**What is expected**
In how many lines of the data does the word "заявителя" appear? Give the number by itself.

-- start --

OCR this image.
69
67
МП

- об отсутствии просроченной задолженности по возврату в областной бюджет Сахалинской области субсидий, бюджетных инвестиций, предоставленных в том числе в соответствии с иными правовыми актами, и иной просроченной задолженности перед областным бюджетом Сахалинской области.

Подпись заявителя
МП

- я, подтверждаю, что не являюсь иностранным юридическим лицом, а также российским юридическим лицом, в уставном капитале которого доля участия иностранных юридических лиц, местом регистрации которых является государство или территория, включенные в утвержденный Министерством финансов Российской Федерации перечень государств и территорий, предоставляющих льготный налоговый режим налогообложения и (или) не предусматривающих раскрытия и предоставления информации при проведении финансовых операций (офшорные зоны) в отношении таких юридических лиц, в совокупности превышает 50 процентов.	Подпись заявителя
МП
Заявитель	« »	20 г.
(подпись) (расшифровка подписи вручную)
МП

-- end --

**Task answer**
2